-- Records from a collection of figures --
====

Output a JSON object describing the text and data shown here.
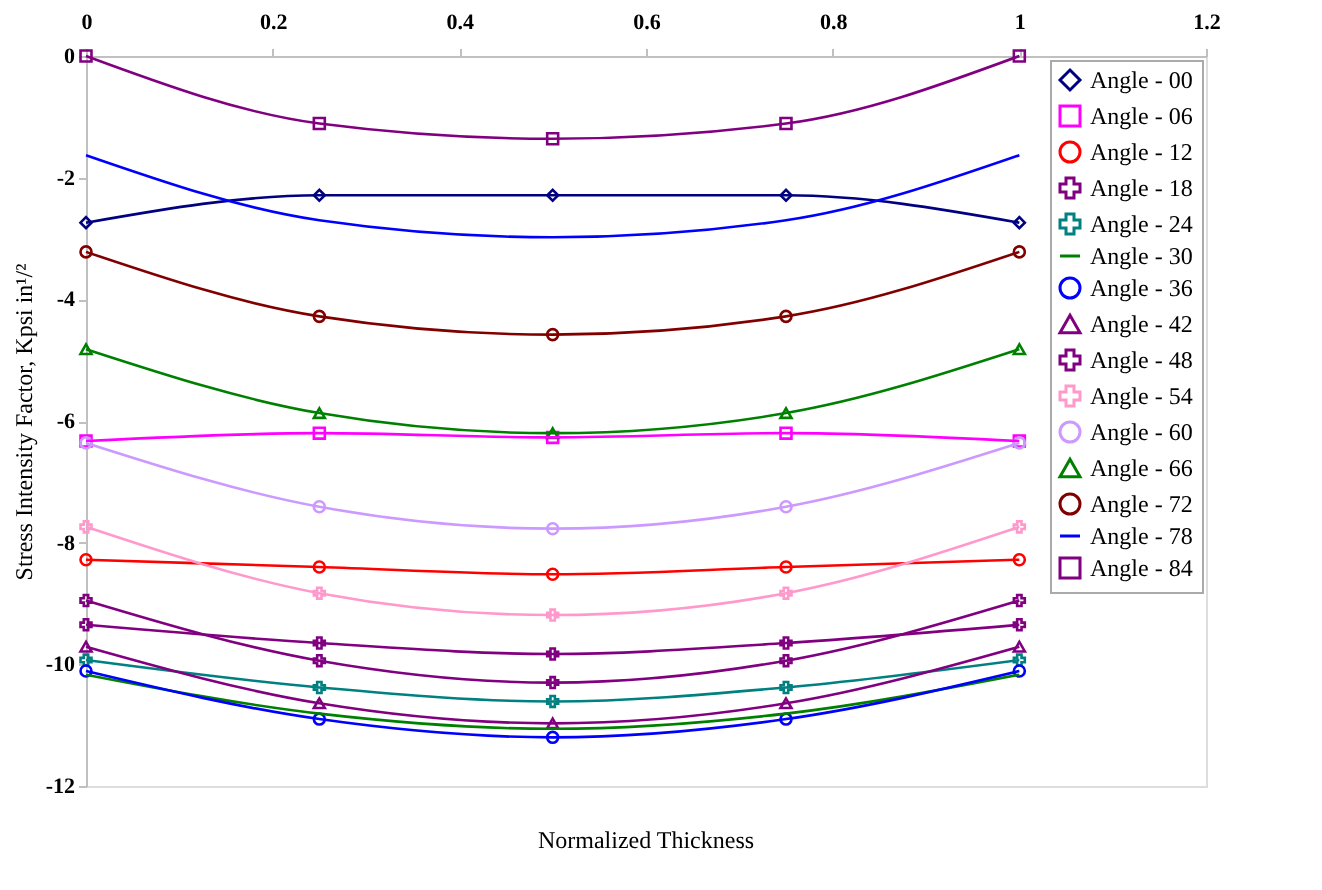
{
  "chart_data": {
    "type": "line",
    "xlabel": "Normalized Thickness",
    "ylabel": "Stress Intensity Factor, Kpsi in¹/²",
    "x": [
      0,
      0.25,
      0.5,
      0.75,
      1
    ],
    "xlim": [
      0,
      1.2
    ],
    "xticks": [
      {
        "value": 0,
        "label": "0"
      },
      0.2,
      0.4,
      0.6,
      0.8,
      {
        "value": 1,
        "label": "1"
      },
      1.2
    ],
    "ylim": [
      -12,
      0
    ],
    "yticks": [
      0,
      -2,
      -4,
      -6,
      -8,
      -10,
      -12
    ],
    "grid": false,
    "legend": "top right",
    "series": [
      {
        "name": "Angle - 00",
        "color": "#000080",
        "marker": "diamond",
        "values": [
          -2.74,
          -2.29,
          -2.29,
          -2.29,
          -2.74
        ]
      },
      {
        "name": "Angle - 06",
        "color": "#ff00ff",
        "marker": "square",
        "values": [
          -6.33,
          -6.2,
          -6.27,
          -6.2,
          -6.33
        ]
      },
      {
        "name": "Angle - 12",
        "color": "#ff0000",
        "marker": "circle",
        "values": [
          -8.28,
          -8.4,
          -8.52,
          -8.4,
          -8.28
        ]
      },
      {
        "name": "Angle - 18",
        "color": "#800080",
        "marker": "cross",
        "values": [
          -9.35,
          -9.65,
          -9.83,
          -9.65,
          -9.35
        ]
      },
      {
        "name": "Angle - 24",
        "color": "#008080",
        "marker": "cross",
        "values": [
          -9.93,
          -10.38,
          -10.61,
          -10.38,
          -9.93
        ]
      },
      {
        "name": "Angle - 30",
        "color": "#008000",
        "marker": "none",
        "values": [
          -10.17,
          -10.81,
          -11.06,
          -10.81,
          -10.17
        ]
      },
      {
        "name": "Angle - 36",
        "color": "#0000ff",
        "marker": "circle",
        "values": [
          -10.11,
          -10.9,
          -11.2,
          -10.9,
          -10.11
        ]
      },
      {
        "name": "Angle - 42",
        "color": "#800080",
        "marker": "triangle",
        "values": [
          -9.71,
          -10.64,
          -10.97,
          -10.64,
          -9.71
        ]
      },
      {
        "name": "Angle - 48",
        "color": "#800080",
        "marker": "cross",
        "values": [
          -8.95,
          -9.94,
          -10.3,
          -9.94,
          -8.95
        ]
      },
      {
        "name": "Angle - 54",
        "color": "#ff99cc",
        "marker": "cross",
        "values": [
          -7.74,
          -8.83,
          -9.19,
          -8.83,
          -7.74
        ]
      },
      {
        "name": "Angle - 60",
        "color": "#cc99ff",
        "marker": "circle",
        "values": [
          -6.36,
          -7.41,
          -7.77,
          -7.41,
          -6.36
        ]
      },
      {
        "name": "Angle - 66",
        "color": "#008000",
        "marker": "triangle",
        "values": [
          -4.82,
          -5.87,
          -6.2,
          -5.87,
          -4.82
        ]
      },
      {
        "name": "Angle - 72",
        "color": "#800000",
        "marker": "circle",
        "values": [
          -3.22,
          -4.28,
          -4.58,
          -4.28,
          -3.22
        ]
      },
      {
        "name": "Angle - 78",
        "color": "#0000ff",
        "marker": "none",
        "values": [
          -1.63,
          -2.7,
          -2.98,
          -2.7,
          -1.63
        ]
      },
      {
        "name": "Angle - 84",
        "color": "#800080",
        "marker": "square",
        "values": [
          0,
          -1.11,
          -1.36,
          -1.11,
          0
        ]
      }
    ]
  }
}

====

-- The exercise --
Set the entries down again exactly. Do not include the images.

-- Response below --
Output a JSON object describing the text and data shown here.
{
  "chart_data": {
    "type": "line",
    "xlabel": "Normalized Thickness",
    "ylabel": "Stress Intensity Factor, Kpsi in¹/²",
    "x": [
      0,
      0.25,
      0.5,
      0.75,
      1
    ],
    "xlim": [
      0,
      1.2
    ],
    "xticks": [
      {
        "value": 0,
        "label": "0"
      },
      0.2,
      0.4,
      0.6,
      0.8,
      {
        "value": 1,
        "label": "1"
      },
      1.2
    ],
    "ylim": [
      -12,
      0
    ],
    "yticks": [
      0,
      -2,
      -4,
      -6,
      -8,
      -10,
      -12
    ],
    "grid": false,
    "legend": "top right",
    "series": [
      {
        "name": "Angle - 00",
        "color": "#000080",
        "marker": "diamond",
        "values": [
          -2.74,
          -2.29,
          -2.29,
          -2.29,
          -2.74
        ]
      },
      {
        "name": "Angle - 06",
        "color": "#ff00ff",
        "marker": "square",
        "values": [
          -6.33,
          -6.2,
          -6.27,
          -6.2,
          -6.33
        ]
      },
      {
        "name": "Angle - 12",
        "color": "#ff0000",
        "marker": "circle",
        "values": [
          -8.28,
          -8.4,
          -8.52,
          -8.4,
          -8.28
        ]
      },
      {
        "name": "Angle - 18",
        "color": "#800080",
        "marker": "cross",
        "values": [
          -9.35,
          -9.65,
          -9.83,
          -9.65,
          -9.35
        ]
      },
      {
        "name": "Angle - 24",
        "color": "#008080",
        "marker": "cross",
        "values": [
          -9.93,
          -10.38,
          -10.61,
          -10.38,
          -9.93
        ]
      },
      {
        "name": "Angle - 30",
        "color": "#008000",
        "marker": "none",
        "values": [
          -10.17,
          -10.81,
          -11.06,
          -10.81,
          -10.17
        ]
      },
      {
        "name": "Angle - 36",
        "color": "#0000ff",
        "marker": "circle",
        "values": [
          -10.11,
          -10.9,
          -11.2,
          -10.9,
          -10.11
        ]
      },
      {
        "name": "Angle - 42",
        "color": "#800080",
        "marker": "triangle",
        "values": [
          -9.71,
          -10.64,
          -10.97,
          -10.64,
          -9.71
        ]
      },
      {
        "name": "Angle - 48",
        "color": "#800080",
        "marker": "cross",
        "values": [
          -8.95,
          -9.94,
          -10.3,
          -9.94,
          -8.95
        ]
      },
      {
        "name": "Angle - 54",
        "color": "#ff99cc",
        "marker": "cross",
        "values": [
          -7.74,
          -8.83,
          -9.19,
          -8.83,
          -7.74
        ]
      },
      {
        "name": "Angle - 60",
        "color": "#cc99ff",
        "marker": "circle",
        "values": [
          -6.36,
          -7.41,
          -7.77,
          -7.41,
          -6.36
        ]
      },
      {
        "name": "Angle - 66",
        "color": "#008000",
        "marker": "triangle",
        "values": [
          -4.82,
          -5.87,
          -6.2,
          -5.87,
          -4.82
        ]
      },
      {
        "name": "Angle - 72",
        "color": "#800000",
        "marker": "circle",
        "values": [
          -3.22,
          -4.28,
          -4.58,
          -4.28,
          -3.22
        ]
      },
      {
        "name": "Angle - 78",
        "color": "#0000ff",
        "marker": "none",
        "values": [
          -1.63,
          -2.7,
          -2.98,
          -2.7,
          -1.63
        ]
      },
      {
        "name": "Angle - 84",
        "color": "#800080",
        "marker": "square",
        "values": [
          0,
          -1.11,
          -1.36,
          -1.11,
          0
        ]
      }
    ]
  }
}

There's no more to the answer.